= TASK GOAL =
Retype each entry below exactly as it stands.
::: DATA EXCERPTS :::
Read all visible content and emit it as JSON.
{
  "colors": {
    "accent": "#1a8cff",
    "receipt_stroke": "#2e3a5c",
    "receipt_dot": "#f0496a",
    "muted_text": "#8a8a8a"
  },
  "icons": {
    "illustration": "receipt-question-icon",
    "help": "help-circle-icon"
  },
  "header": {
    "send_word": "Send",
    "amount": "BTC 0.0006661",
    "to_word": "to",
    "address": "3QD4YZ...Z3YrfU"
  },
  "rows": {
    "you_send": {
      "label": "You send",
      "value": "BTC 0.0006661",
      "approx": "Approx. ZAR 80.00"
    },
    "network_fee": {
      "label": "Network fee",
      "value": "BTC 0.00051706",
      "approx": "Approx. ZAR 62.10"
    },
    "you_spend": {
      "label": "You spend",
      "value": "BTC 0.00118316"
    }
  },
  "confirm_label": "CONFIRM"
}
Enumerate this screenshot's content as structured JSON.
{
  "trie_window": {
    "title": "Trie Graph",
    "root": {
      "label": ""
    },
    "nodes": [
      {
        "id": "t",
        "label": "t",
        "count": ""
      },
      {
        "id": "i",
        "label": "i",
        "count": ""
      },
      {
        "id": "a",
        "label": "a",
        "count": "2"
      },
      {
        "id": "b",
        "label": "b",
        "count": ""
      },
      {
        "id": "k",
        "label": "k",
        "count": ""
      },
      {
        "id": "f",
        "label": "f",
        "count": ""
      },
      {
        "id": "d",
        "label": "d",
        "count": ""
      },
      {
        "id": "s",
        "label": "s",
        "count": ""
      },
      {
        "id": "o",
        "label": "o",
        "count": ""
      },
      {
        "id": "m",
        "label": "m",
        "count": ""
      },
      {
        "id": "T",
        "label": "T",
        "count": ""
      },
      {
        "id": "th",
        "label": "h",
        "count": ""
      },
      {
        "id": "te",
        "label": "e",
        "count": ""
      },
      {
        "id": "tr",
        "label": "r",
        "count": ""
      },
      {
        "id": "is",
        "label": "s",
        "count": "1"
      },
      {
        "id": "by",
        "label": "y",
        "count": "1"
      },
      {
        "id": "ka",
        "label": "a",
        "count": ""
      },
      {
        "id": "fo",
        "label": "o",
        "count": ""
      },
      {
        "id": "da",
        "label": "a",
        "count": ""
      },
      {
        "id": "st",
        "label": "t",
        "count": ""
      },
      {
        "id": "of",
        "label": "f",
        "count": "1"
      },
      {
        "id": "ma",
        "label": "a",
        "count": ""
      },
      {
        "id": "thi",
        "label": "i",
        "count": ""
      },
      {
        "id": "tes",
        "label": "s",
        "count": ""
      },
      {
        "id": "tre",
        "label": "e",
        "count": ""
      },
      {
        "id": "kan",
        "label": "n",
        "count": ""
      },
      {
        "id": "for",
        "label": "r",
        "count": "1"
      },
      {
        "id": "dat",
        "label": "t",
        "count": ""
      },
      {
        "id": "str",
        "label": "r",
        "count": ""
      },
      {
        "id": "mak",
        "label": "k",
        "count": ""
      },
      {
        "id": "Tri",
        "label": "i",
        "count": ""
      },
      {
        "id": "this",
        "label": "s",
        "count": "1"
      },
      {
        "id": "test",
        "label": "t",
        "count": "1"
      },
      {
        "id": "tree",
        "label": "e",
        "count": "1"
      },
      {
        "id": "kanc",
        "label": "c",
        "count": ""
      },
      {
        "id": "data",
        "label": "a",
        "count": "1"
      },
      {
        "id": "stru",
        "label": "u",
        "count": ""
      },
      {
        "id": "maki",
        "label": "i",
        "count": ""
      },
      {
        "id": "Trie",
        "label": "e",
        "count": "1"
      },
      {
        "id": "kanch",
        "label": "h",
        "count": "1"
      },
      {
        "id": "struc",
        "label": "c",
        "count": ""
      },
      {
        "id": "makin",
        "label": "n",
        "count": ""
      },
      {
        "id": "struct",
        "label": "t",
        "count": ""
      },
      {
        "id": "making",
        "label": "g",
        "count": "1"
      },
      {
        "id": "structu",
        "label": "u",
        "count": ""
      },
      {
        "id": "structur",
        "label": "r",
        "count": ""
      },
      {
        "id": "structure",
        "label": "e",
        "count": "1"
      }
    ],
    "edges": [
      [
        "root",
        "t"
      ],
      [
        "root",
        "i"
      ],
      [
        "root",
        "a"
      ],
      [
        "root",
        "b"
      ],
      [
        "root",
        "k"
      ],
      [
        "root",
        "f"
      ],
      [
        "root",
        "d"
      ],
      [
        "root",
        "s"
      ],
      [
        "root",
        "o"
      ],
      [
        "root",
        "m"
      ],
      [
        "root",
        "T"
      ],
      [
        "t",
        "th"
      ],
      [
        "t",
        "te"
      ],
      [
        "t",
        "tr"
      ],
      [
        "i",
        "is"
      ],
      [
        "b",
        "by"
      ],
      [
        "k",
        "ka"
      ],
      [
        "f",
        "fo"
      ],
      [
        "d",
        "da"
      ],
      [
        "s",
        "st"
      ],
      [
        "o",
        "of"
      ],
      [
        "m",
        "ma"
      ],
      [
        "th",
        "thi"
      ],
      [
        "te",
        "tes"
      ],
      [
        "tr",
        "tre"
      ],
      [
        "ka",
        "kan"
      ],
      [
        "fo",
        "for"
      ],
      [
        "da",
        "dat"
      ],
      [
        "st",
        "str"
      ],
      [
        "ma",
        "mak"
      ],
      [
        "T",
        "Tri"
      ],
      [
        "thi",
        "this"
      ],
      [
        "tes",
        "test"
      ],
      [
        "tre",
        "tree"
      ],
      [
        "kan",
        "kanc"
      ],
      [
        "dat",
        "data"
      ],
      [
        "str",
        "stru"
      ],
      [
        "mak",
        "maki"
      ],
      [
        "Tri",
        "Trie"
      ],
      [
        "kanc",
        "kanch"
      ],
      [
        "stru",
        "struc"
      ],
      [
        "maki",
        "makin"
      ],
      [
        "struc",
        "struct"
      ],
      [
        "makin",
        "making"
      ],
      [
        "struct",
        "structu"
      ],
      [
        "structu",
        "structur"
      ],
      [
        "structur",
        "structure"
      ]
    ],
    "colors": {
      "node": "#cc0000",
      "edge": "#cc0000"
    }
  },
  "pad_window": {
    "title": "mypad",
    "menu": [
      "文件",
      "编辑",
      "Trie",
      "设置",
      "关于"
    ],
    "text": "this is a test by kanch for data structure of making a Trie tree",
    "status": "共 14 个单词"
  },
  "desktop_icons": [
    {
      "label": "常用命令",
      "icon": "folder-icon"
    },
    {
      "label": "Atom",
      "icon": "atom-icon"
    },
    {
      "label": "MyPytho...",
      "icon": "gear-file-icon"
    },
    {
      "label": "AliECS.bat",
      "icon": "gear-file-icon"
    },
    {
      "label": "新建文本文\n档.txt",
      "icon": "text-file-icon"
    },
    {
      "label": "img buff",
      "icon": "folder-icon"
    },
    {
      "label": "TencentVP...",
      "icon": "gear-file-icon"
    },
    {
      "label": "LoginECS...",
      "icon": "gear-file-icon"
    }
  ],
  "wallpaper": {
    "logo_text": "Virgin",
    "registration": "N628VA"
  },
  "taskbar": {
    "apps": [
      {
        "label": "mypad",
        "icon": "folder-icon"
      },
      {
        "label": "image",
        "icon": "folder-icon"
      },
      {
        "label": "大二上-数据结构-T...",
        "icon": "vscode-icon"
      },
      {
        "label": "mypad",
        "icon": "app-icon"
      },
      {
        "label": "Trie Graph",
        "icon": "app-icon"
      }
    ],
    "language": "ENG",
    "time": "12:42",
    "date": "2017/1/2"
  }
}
:::
= RESPONSE =
Read all visible content and emit it as JSON.
{
  "colors": {
    "accent": "#1a8cff",
    "receipt_stroke": "#2e3a5c",
    "receipt_dot": "#f0496a",
    "muted_text": "#8a8a8a"
  },
  "icons": {
    "illustration": "receipt-question-icon",
    "help": "help-circle-icon"
  },
  "header": {
    "send_word": "Send",
    "amount": "BTC 0.0006661",
    "to_word": "to",
    "address": "3QD4YZ...Z3YrfU"
  },
  "rows": {
    "you_send": {
      "label": "You send",
      "value": "BTC 0.0006661",
      "approx": "Approx. ZAR 80.00"
    },
    "network_fee": {
      "label": "Network fee",
      "value": "BTC 0.00051706",
      "approx": "Approx. ZAR 62.10"
    },
    "you_spend": {
      "label": "You spend",
      "value": "BTC 0.00118316"
    }
  },
  "confirm_label": "CONFIRM"
}
Enumerate this screenshot's content as structured JSON.
{
  "trie_window": {
    "title": "Trie Graph",
    "root": {
      "label": ""
    },
    "nodes": [
      {
        "id": "t",
        "label": "t",
        "count": ""
      },
      {
        "id": "i",
        "label": "i",
        "count": ""
      },
      {
        "id": "a",
        "label": "a",
        "count": "2"
      },
      {
        "id": "b",
        "label": "b",
        "count": ""
      },
      {
        "id": "k",
        "label": "k",
        "count": ""
      },
      {
        "id": "f",
        "label": "f",
        "count": ""
      },
      {
        "id": "d",
        "label": "d",
        "count": ""
      },
      {
        "id": "s",
        "label": "s",
        "count": ""
      },
      {
        "id": "o",
        "label": "o",
        "count": ""
      },
      {
        "id": "m",
        "label": "m",
        "count": ""
      },
      {
        "id": "T",
        "label": "T",
        "count": ""
      },
      {
        "id": "th",
        "label": "h",
        "count": ""
      },
      {
        "id": "te",
        "label": "e",
        "count": ""
      },
      {
        "id": "tr",
        "label": "r",
        "count": ""
      },
      {
        "id": "is",
        "label": "s",
        "count": "1"
      },
      {
        "id": "by",
        "label": "y",
        "count": "1"
      },
      {
        "id": "ka",
        "label": "a",
        "count": ""
      },
      {
        "id": "fo",
        "label": "o",
        "count": ""
      },
      {
        "id": "da",
        "label": "a",
        "count": ""
      },
      {
        "id": "st",
        "label": "t",
        "count": ""
      },
      {
        "id": "of",
        "label": "f",
        "count": "1"
      },
      {
        "id": "ma",
        "label": "a",
        "count": ""
      },
      {
        "id": "thi",
        "label": "i",
        "count": ""
      },
      {
        "id": "tes",
        "label": "s",
        "count": ""
      },
      {
        "id": "tre",
        "label": "e",
        "count": ""
      },
      {
        "id": "kan",
        "label": "n",
        "count": ""
      },
      {
        "id": "for",
        "label": "r",
        "count": "1"
      },
      {
        "id": "dat",
        "label": "t",
        "count": ""
      },
      {
        "id": "str",
        "label": "r",
        "count": ""
      },
      {
        "id": "mak",
        "label": "k",
        "count": ""
      },
      {
        "id": "Tri",
        "label": "i",
        "count": ""
      },
      {
        "id": "this",
        "label": "s",
        "count": "1"
      },
      {
        "id": "test",
        "label": "t",
        "count": "1"
      },
      {
        "id": "tree",
        "label": "e",
        "count": "1"
      },
      {
        "id": "kanc",
        "label": "c",
        "count": ""
      },
      {
        "id": "data",
        "label": "a",
        "count": "1"
      },
      {
        "id": "stru",
        "label": "u",
        "count": ""
      },
      {
        "id": "maki",
        "label": "i",
        "count": ""
      },
      {
        "id": "Trie",
        "label": "e",
        "count": "1"
      },
      {
        "id": "kanch",
        "label": "h",
        "count": "1"
      },
      {
        "id": "struc",
        "label": "c",
        "count": ""
      },
      {
        "id": "makin",
        "label": "n",
        "count": ""
      },
      {
        "id": "struct",
        "label": "t",
        "count": ""
      },
      {
        "id": "making",
        "label": "g",
        "count": "1"
      },
      {
        "id": "structu",
        "label": "u",
        "count": ""
      },
      {
        "id": "structur",
        "label": "r",
        "count": ""
      },
      {
        "id": "structure",
        "label": "e",
        "count": "1"
      }
    ],
    "edges": [
      [
        "root",
        "t"
      ],
      [
        "root",
        "i"
      ],
      [
        "root",
        "a"
      ],
      [
        "root",
        "b"
      ],
      [
        "root",
        "k"
      ],
      [
        "root",
        "f"
      ],
      [
        "root",
        "d"
      ],
      [
        "root",
        "s"
      ],
      [
        "root",
        "o"
      ],
      [
        "root",
        "m"
      ],
      [
        "root",
        "T"
      ],
      [
        "t",
        "th"
      ],
      [
        "t",
        "te"
      ],
      [
        "t",
        "tr"
      ],
      [
        "i",
        "is"
      ],
      [
        "b",
        "by"
      ],
      [
        "k",
        "ka"
      ],
      [
        "f",
        "fo"
      ],
      [
        "d",
        "da"
      ],
      [
        "s",
        "st"
      ],
      [
        "o",
        "of"
      ],
      [
        "m",
        "ma"
      ],
      [
        "th",
        "thi"
      ],
      [
        "te",
        "tes"
      ],
      [
        "tr",
        "tre"
      ],
      [
        "ka",
        "kan"
      ],
      [
        "fo",
        "for"
      ],
      [
        "da",
        "dat"
      ],
      [
        "st",
        "str"
      ],
      [
        "ma",
        "mak"
      ],
      [
        "T",
        "Tri"
      ],
      [
        "thi",
        "this"
      ],
      [
        "tes",
        "test"
      ],
      [
        "tre",
        "tree"
      ],
      [
        "kan",
        "kanc"
      ],
      [
        "dat",
        "data"
      ],
      [
        "str",
        "stru"
      ],
      [
        "mak",
        "maki"
      ],
      [
        "Tri",
        "Trie"
      ],
      [
        "kanc",
        "kanch"
      ],
      [
        "stru",
        "struc"
      ],
      [
        "maki",
        "makin"
      ],
      [
        "struc",
        "struct"
      ],
      [
        "makin",
        "making"
      ],
      [
        "struct",
        "structu"
      ],
      [
        "structu",
        "structur"
      ],
      [
        "structur",
        "structure"
      ]
    ],
    "colors": {
      "node": "#cc0000",
      "edge": "#cc0000"
    }
  },
  "pad_window": {
    "title": "mypad",
    "menu": [
      "文件",
      "编辑",
      "Trie",
      "设置",
      "关于"
    ],
    "text": "this is a test by kanch for data structure of making a Trie tree",
    "status": "共 14 个单词"
  },
  "desktop_icons": [
    {
      "label": "常用命令",
      "icon": "folder-icon"
    },
    {
      "label": "Atom",
      "icon": "atom-icon"
    },
    {
      "label": "MyPytho...",
      "icon": "gear-file-icon"
    },
    {
      "label": "AliECS.bat",
      "icon": "gear-file-icon"
    },
    {
      "label": "新建文本文\n档.txt",
      "icon": "text-file-icon"
    },
    {
      "label": "img buff",
      "icon": "folder-icon"
    },
    {
      "label": "TencentVP...",
      "icon": "gear-file-icon"
    },
    {
      "label": "LoginECS...",
      "icon": "gear-file-icon"
    }
  ],
  "wallpaper": {
    "logo_text": "Virgin",
    "registration": "N628VA"
  },
  "taskbar": {
    "apps": [
      {
        "label": "mypad",
        "icon": "folder-icon"
      },
      {
        "label": "image",
        "icon": "folder-icon"
      },
      {
        "label": "大二上-数据结构-T...",
        "icon": "vscode-icon"
      },
      {
        "label": "mypad",
        "icon": "app-icon"
      },
      {
        "label": "Trie Graph",
        "icon": "app-icon"
      }
    ],
    "language": "ENG",
    "time": "12:42",
    "date": "2017/1/2"
  }
}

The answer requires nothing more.